▶ **What to produce**:
Copy each line of the entries that contains the word "this".

▶ **Input records**:

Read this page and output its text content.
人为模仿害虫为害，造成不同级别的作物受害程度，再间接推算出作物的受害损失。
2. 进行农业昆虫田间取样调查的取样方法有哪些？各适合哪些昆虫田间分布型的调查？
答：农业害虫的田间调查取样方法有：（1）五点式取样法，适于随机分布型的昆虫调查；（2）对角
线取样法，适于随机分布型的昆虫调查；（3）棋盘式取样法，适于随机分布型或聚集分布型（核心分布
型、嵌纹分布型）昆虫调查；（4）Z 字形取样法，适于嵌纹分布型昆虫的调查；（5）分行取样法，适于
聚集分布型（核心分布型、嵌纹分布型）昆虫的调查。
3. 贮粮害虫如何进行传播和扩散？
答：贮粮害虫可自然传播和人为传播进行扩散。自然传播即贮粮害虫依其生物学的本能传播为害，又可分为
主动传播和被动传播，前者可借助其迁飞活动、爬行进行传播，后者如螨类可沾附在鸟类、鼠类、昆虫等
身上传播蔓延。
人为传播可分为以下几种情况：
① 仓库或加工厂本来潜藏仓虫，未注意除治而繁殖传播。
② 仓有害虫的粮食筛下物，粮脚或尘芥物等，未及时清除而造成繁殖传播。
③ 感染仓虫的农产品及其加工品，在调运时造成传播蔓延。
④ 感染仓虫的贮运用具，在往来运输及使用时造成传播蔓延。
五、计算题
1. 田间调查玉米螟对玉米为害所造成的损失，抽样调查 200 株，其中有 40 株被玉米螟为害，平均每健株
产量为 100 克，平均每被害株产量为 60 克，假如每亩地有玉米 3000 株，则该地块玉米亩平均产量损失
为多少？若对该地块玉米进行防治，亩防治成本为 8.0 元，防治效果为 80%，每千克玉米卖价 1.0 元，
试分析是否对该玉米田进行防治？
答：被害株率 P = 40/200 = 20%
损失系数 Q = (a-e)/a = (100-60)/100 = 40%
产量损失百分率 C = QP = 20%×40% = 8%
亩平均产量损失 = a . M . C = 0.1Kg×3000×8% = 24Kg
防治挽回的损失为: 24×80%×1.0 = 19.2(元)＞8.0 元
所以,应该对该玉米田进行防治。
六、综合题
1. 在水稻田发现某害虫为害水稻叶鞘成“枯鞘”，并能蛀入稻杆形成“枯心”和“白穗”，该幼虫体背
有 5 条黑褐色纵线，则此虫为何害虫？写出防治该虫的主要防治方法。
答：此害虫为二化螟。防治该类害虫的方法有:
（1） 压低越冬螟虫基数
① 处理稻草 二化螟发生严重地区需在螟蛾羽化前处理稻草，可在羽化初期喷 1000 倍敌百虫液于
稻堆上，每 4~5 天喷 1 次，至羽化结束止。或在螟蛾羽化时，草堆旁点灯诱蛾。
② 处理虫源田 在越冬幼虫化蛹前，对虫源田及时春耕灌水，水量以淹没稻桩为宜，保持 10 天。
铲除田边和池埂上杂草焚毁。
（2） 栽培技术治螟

--

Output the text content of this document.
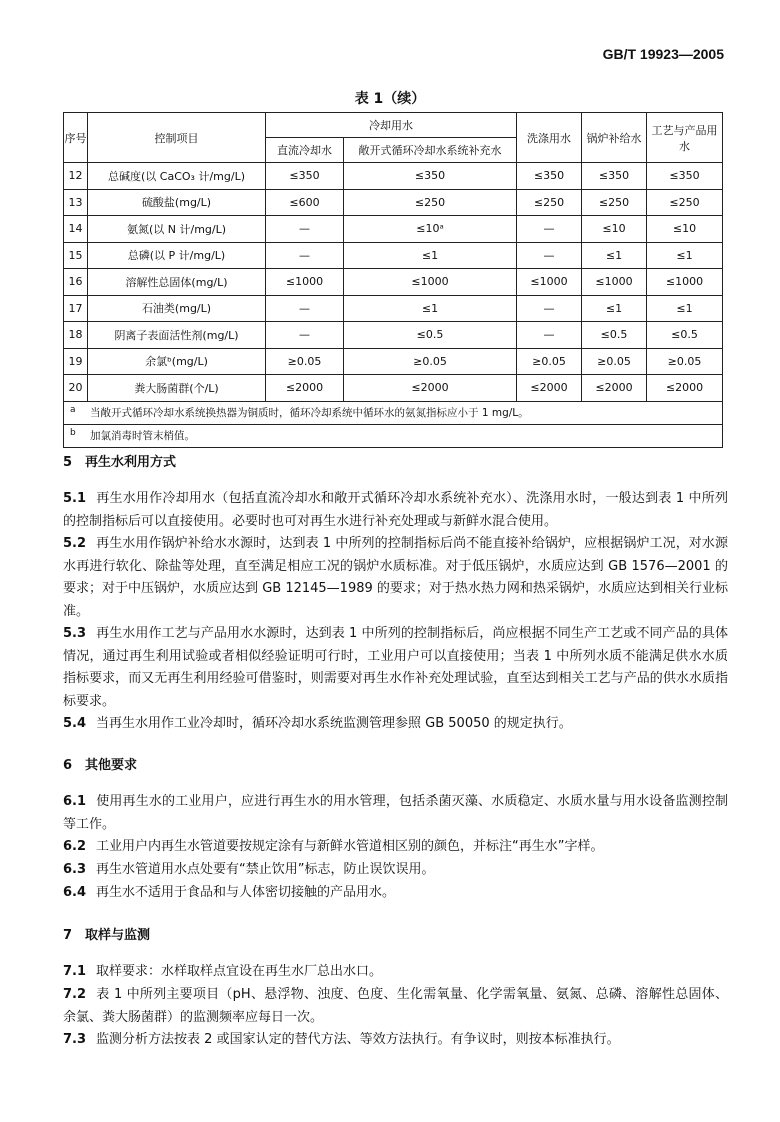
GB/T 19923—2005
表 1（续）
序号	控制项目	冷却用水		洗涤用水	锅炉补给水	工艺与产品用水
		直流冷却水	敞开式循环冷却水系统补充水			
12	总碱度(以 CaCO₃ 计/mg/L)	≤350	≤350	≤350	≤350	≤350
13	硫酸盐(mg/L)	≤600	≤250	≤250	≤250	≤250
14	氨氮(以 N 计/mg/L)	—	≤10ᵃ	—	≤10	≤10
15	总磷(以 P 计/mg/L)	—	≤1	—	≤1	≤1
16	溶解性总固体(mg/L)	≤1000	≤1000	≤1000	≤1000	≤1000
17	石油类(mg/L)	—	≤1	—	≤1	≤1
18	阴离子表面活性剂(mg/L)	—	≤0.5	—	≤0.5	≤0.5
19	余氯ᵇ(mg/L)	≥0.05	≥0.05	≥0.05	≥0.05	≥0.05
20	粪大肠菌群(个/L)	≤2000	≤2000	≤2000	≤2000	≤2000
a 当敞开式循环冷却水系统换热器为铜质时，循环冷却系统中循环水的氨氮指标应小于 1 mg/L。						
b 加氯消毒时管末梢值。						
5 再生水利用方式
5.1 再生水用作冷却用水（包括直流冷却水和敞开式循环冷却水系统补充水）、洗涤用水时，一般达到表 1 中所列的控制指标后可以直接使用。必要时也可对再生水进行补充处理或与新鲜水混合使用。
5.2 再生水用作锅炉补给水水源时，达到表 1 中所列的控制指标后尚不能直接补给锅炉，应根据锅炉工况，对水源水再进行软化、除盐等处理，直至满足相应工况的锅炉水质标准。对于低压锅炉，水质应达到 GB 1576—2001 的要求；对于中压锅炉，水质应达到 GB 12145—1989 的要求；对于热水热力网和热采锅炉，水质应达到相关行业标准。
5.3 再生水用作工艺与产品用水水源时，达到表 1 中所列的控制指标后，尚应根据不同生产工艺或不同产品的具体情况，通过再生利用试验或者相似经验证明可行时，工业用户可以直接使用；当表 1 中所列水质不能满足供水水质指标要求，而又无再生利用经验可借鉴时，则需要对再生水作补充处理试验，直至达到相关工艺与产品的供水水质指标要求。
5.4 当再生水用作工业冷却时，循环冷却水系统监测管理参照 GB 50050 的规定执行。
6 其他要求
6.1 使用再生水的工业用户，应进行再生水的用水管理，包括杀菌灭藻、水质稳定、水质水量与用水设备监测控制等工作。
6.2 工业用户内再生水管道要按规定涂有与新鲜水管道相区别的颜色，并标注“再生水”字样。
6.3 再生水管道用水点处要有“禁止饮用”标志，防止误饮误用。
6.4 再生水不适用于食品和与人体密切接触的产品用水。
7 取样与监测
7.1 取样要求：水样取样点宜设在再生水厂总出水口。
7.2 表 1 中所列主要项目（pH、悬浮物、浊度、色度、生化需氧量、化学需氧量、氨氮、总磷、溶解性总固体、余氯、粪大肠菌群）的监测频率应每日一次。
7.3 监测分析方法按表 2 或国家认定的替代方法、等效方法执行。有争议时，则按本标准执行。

▶ **Reply to the exercise**:
Read this page and output its text content.
Output the text content of this document.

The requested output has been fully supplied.